• **Data records**
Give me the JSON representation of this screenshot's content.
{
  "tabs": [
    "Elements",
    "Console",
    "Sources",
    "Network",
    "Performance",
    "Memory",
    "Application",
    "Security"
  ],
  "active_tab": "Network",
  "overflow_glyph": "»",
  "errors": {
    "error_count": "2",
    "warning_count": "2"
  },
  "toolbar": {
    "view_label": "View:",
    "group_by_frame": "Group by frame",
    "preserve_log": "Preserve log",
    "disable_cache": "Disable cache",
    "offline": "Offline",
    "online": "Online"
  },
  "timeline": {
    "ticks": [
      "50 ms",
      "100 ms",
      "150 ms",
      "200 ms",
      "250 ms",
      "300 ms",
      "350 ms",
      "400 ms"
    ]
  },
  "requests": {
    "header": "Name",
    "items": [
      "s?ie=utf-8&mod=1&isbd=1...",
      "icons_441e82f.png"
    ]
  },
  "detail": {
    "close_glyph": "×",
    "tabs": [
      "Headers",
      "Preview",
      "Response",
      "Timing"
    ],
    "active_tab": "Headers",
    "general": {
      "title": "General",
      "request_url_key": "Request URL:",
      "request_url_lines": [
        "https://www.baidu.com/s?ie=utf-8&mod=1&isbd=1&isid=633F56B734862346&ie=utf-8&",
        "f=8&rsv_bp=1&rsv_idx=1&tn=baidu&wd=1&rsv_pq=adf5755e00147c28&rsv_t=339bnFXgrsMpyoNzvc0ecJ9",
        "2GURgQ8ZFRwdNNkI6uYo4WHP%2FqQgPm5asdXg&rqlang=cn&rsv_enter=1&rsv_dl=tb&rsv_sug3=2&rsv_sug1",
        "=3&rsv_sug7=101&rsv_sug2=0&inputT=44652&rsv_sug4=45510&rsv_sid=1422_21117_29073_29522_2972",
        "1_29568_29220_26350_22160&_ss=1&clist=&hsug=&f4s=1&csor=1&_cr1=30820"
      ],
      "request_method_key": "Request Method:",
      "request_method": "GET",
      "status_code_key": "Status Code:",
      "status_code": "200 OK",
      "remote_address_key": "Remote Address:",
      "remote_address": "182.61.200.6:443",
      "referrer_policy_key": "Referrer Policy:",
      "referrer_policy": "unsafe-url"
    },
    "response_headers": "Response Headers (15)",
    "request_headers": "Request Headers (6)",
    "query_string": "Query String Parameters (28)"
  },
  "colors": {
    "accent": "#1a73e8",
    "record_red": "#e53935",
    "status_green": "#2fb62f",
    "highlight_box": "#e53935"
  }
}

• **Given problem**
Repeat every record, keeping each word and mark exactly as it is.

• **Expected answer**
Give me the JSON representation of this screenshot's content.
{
  "tabs": [
    "Elements",
    "Console",
    "Sources",
    "Network",
    "Performance",
    "Memory",
    "Application",
    "Security"
  ],
  "active_tab": "Network",
  "overflow_glyph": "»",
  "errors": {
    "error_count": "2",
    "warning_count": "2"
  },
  "toolbar": {
    "view_label": "View:",
    "group_by_frame": "Group by frame",
    "preserve_log": "Preserve log",
    "disable_cache": "Disable cache",
    "offline": "Offline",
    "online": "Online"
  },
  "timeline": {
    "ticks": [
      "50 ms",
      "100 ms",
      "150 ms",
      "200 ms",
      "250 ms",
      "300 ms",
      "350 ms",
      "400 ms"
    ]
  },
  "requests": {
    "header": "Name",
    "items": [
      "s?ie=utf-8&mod=1&isbd=1...",
      "icons_441e82f.png"
    ]
  },
  "detail": {
    "close_glyph": "×",
    "tabs": [
      "Headers",
      "Preview",
      "Response",
      "Timing"
    ],
    "active_tab": "Headers",
    "general": {
      "title": "General",
      "request_url_key": "Request URL:",
      "request_url_lines": [
        "https://www.baidu.com/s?ie=utf-8&mod=1&isbd=1&isid=633F56B734862346&ie=utf-8&",
        "f=8&rsv_bp=1&rsv_idx=1&tn=baidu&wd=1&rsv_pq=adf5755e00147c28&rsv_t=339bnFXgrsMpyoNzvc0ecJ9",
        "2GURgQ8ZFRwdNNkI6uYo4WHP%2FqQgPm5asdXg&rqlang=cn&rsv_enter=1&rsv_dl=tb&rsv_sug3=2&rsv_sug1",
        "=3&rsv_sug7=101&rsv_sug2=0&inputT=44652&rsv_sug4=45510&rsv_sid=1422_21117_29073_29522_2972",
        "1_29568_29220_26350_22160&_ss=1&clist=&hsug=&f4s=1&csor=1&_cr1=30820"
      ],
      "request_method_key": "Request Method:",
      "request_method": "GET",
      "status_code_key": "Status Code:",
      "status_code": "200 OK",
      "remote_address_key": "Remote Address:",
      "remote_address": "182.61.200.6:443",
      "referrer_policy_key": "Referrer Policy:",
      "referrer_policy": "unsafe-url"
    },
    "response_headers": "Response Headers (15)",
    "request_headers": "Request Headers (6)",
    "query_string": "Query String Parameters (28)"
  },
  "colors": {
    "accent": "#1a73e8",
    "record_red": "#e53935",
    "status_green": "#2fb62f",
    "highlight_box": "#e53935"
  }
}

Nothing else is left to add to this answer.